◆ TASK REQUIREMENTS: Please pull out each line of the listing below that contains the string "label". Case counts.

** START **

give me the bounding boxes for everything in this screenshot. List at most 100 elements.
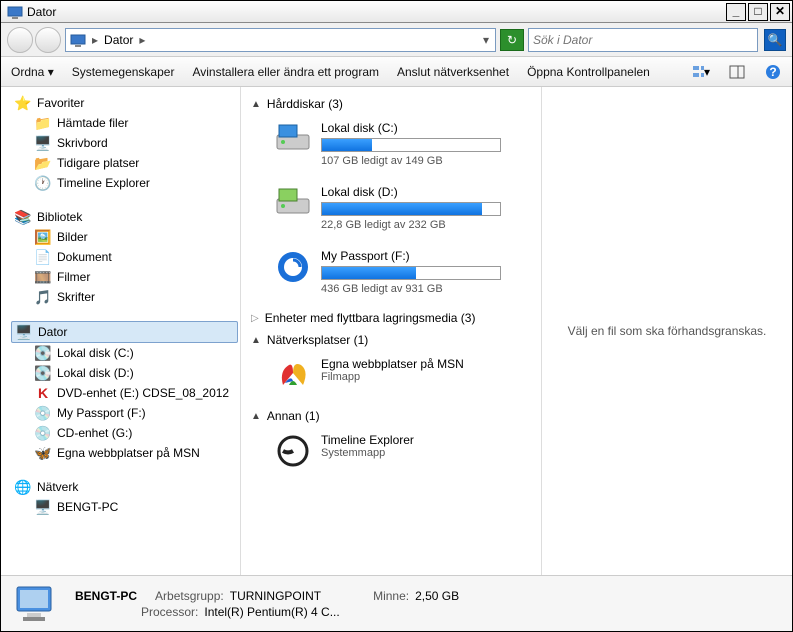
nav-item-drive-c[interactable]: 💽Lokal disk (C:) bbox=[11, 343, 238, 363]
document-icon: 📄 bbox=[35, 249, 51, 265]
computer-icon bbox=[70, 32, 86, 48]
nav-group-computer: 🖥️ Dator 💽Lokal disk (C:) 💽Lokal disk (D… bbox=[11, 321, 238, 463]
usage-bar bbox=[321, 266, 501, 280]
nav-title-network[interactable]: 🌐 Nätverk bbox=[11, 477, 238, 497]
network-location-item[interactable]: Egna webbplatser på MSN Filmapp bbox=[251, 351, 531, 405]
control-panel-button[interactable]: Öppna Kontrollpanelen bbox=[527, 65, 650, 79]
nav-item-timeline[interactable]: 🕐Timeline Explorer bbox=[11, 173, 238, 193]
nav-item-recent[interactable]: 📂Tidigare platser bbox=[11, 153, 238, 173]
drive-name: My Passport (F:) bbox=[321, 249, 531, 263]
uninstall-button[interactable]: Avinstallera eller ändra ett program bbox=[192, 65, 379, 79]
items-pane[interactable]: ▲ Hårddiskar (3) Lokal disk (C:) 107 GB … bbox=[241, 87, 542, 575]
toolbar: Ordna ▾ Systemegenskaper Avinstallera el… bbox=[1, 57, 792, 87]
minimize-button[interactable]: _ bbox=[726, 3, 746, 21]
clock-icon: 🕐 bbox=[35, 175, 51, 191]
chevron-right-icon[interactable]: ▸ bbox=[137, 33, 147, 47]
nav-item-downloads[interactable]: 📁Hämtade filer bbox=[11, 113, 238, 133]
nav-item-passport[interactable]: 💿My Passport (F:) bbox=[11, 403, 238, 423]
nav-item-bengtpc[interactable]: 🖥️BENGT-PC bbox=[11, 497, 238, 517]
group-hard-disks[interactable]: ▲ Hårddiskar (3) bbox=[251, 93, 531, 115]
drive-free-text: 436 GB ledigt av 931 GB bbox=[321, 283, 531, 295]
nav-item-cd[interactable]: 💿CD-enhet (G:) bbox=[11, 423, 238, 443]
drive-icon bbox=[275, 185, 311, 221]
preview-pane: Välj en fil som ska förhandsgranskas. bbox=[542, 87, 792, 575]
nav-title-libraries[interactable]: 📚 Bibliotek bbox=[11, 207, 238, 227]
library-icon: 📚 bbox=[15, 209, 31, 225]
group-removable[interactable]: ▷ Enheter med flyttbara lagringsmedia (3… bbox=[251, 307, 531, 329]
disc-icon: 💿 bbox=[35, 425, 51, 441]
nav-item-music[interactable]: 🎵Skrifter bbox=[11, 287, 238, 307]
nav-item-dvd[interactable]: KDVD-enhet (E:) CDSE_08_2012 bbox=[11, 383, 238, 403]
processor-label: Processor: bbox=[141, 605, 198, 619]
nav-group-libraries: 📚 Bibliotek 🖼️Bilder 📄Dokument 🎞️Filmer … bbox=[11, 207, 238, 307]
memory-value: 2,50 GB bbox=[415, 589, 459, 603]
nav-item-documents[interactable]: 📄Dokument bbox=[11, 247, 238, 267]
details-bar: BENGT-PC Arbetsgrupp: TURNINGPOINT Minne… bbox=[1, 575, 792, 631]
usage-bar bbox=[321, 138, 501, 152]
computer-icon bbox=[7, 4, 23, 20]
svg-text:?: ? bbox=[769, 65, 776, 79]
organize-button[interactable]: Ordna ▾ bbox=[11, 65, 54, 79]
nav-item-msn[interactable]: 🦋Egna webbplatser på MSN bbox=[11, 443, 238, 463]
drive-item[interactable]: My Passport (F:) 436 GB ledigt av 931 GB bbox=[251, 243, 531, 307]
folder-icon: 📁 bbox=[35, 115, 51, 131]
drive-name: Lokal disk (C:) bbox=[321, 121, 531, 135]
breadcrumb-location[interactable]: Dator bbox=[104, 33, 133, 47]
nav-title-favorites[interactable]: ⭐ Favoriter bbox=[11, 93, 238, 113]
view-options-button[interactable]: ▾ bbox=[692, 63, 710, 81]
msn-icon bbox=[275, 357, 311, 393]
titlebar: Dator _ □ ✕ bbox=[1, 1, 792, 23]
preview-placeholder: Välj en fil som ska förhandsgranskas. bbox=[568, 324, 767, 338]
drive-icon: 💽 bbox=[35, 365, 51, 381]
help-button[interactable]: ? bbox=[764, 63, 782, 81]
workgroup-value: TURNINGPOINT bbox=[230, 589, 321, 603]
nav-item-desktop[interactable]: 🖥️Skrivbord bbox=[11, 133, 238, 153]
details-info: BENGT-PC Arbetsgrupp: TURNINGPOINT Minne… bbox=[75, 589, 459, 619]
expand-icon: ▷ bbox=[251, 313, 259, 324]
refresh-button[interactable]: ↻ bbox=[500, 29, 524, 51]
nav-item-videos[interactable]: 🎞️Filmer bbox=[11, 267, 238, 287]
other-item[interactable]: Timeline Explorer Systemmapp bbox=[251, 427, 531, 481]
system-properties-button[interactable]: Systemegenskaper bbox=[72, 65, 175, 79]
drive-free-text: 107 GB ledigt av 149 GB bbox=[321, 155, 531, 167]
pc-icon: 🖥️ bbox=[35, 499, 51, 515]
nav-title-computer[interactable]: 🖥️ Dator bbox=[11, 321, 238, 343]
item-subtitle: Systemmapp bbox=[321, 447, 414, 459]
chevron-down-icon[interactable]: ▾ bbox=[481, 33, 491, 47]
map-drive-button[interactable]: Anslut nätverksenhet bbox=[397, 65, 509, 79]
workgroup-label: Arbetsgrupp: bbox=[155, 589, 224, 603]
close-button[interactable]: ✕ bbox=[770, 3, 790, 21]
maximize-button[interactable]: □ bbox=[748, 3, 768, 21]
drive-icon: 💿 bbox=[35, 405, 51, 421]
drive-free-text: 22,8 GB ledigt av 232 GB bbox=[321, 219, 531, 231]
group-other[interactable]: ▲ Annan (1) bbox=[251, 405, 531, 427]
back-button[interactable] bbox=[7, 27, 33, 53]
music-icon: 🎵 bbox=[35, 289, 51, 305]
pictures-icon: 🖼️ bbox=[35, 229, 51, 245]
nav-group-favorites: ⭐ Favoriter 📁Hämtade filer 🖥️Skrivbord 📂… bbox=[11, 93, 238, 193]
memory-label: Minne: bbox=[373, 589, 409, 603]
search-button[interactable]: 🔍 bbox=[764, 29, 786, 51]
drive-icon: 💽 bbox=[35, 345, 51, 361]
drive-name: Lokal disk (D:) bbox=[321, 185, 531, 199]
window-title: Dator bbox=[27, 5, 724, 19]
drive-item[interactable]: Lokal disk (C:) 107 GB ledigt av 149 GB bbox=[251, 115, 531, 179]
preview-pane-button[interactable] bbox=[728, 63, 746, 81]
recent-icon: 📂 bbox=[35, 155, 51, 171]
forward-button[interactable] bbox=[35, 27, 61, 53]
breadcrumb[interactable]: ▸ Dator ▸ ▾ bbox=[65, 28, 496, 52]
drive-item[interactable]: Lokal disk (D:) 22,8 GB ledigt av 232 GB bbox=[251, 179, 531, 243]
details-name: BENGT-PC bbox=[75, 589, 137, 603]
nav-item-drive-d[interactable]: 💽Lokal disk (D:) bbox=[11, 363, 238, 383]
nav-item-pictures[interactable]: 🖼️Bilder bbox=[11, 227, 238, 247]
group-network-locations[interactable]: ▲ Nätverksplatser (1) bbox=[251, 329, 531, 351]
chevron-right-icon: ▸ bbox=[90, 33, 100, 47]
search-box[interactable] bbox=[528, 28, 758, 52]
search-input[interactable] bbox=[533, 33, 753, 47]
film-icon: 🎞️ bbox=[35, 269, 51, 285]
content-area: ⭐ Favoriter 📁Hämtade filer 🖥️Skrivbord 📂… bbox=[1, 87, 792, 575]
item-subtitle: Filmapp bbox=[321, 371, 464, 383]
computer-icon bbox=[13, 583, 61, 625]
navigation-pane[interactable]: ⭐ Favoriter 📁Hämtade filer 🖥️Skrivbord 📂… bbox=[1, 87, 241, 575]
nav-group-network: 🌐 Nätverk 🖥️BENGT-PC bbox=[11, 477, 238, 517]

** END **

◆ WORKED SOLUTION:
processor-label: Processor: bbox=[141, 605, 198, 619]
workgroup-label: Arbetsgrupp: bbox=[155, 589, 224, 603]
memory-label: Minne: bbox=[373, 589, 409, 603]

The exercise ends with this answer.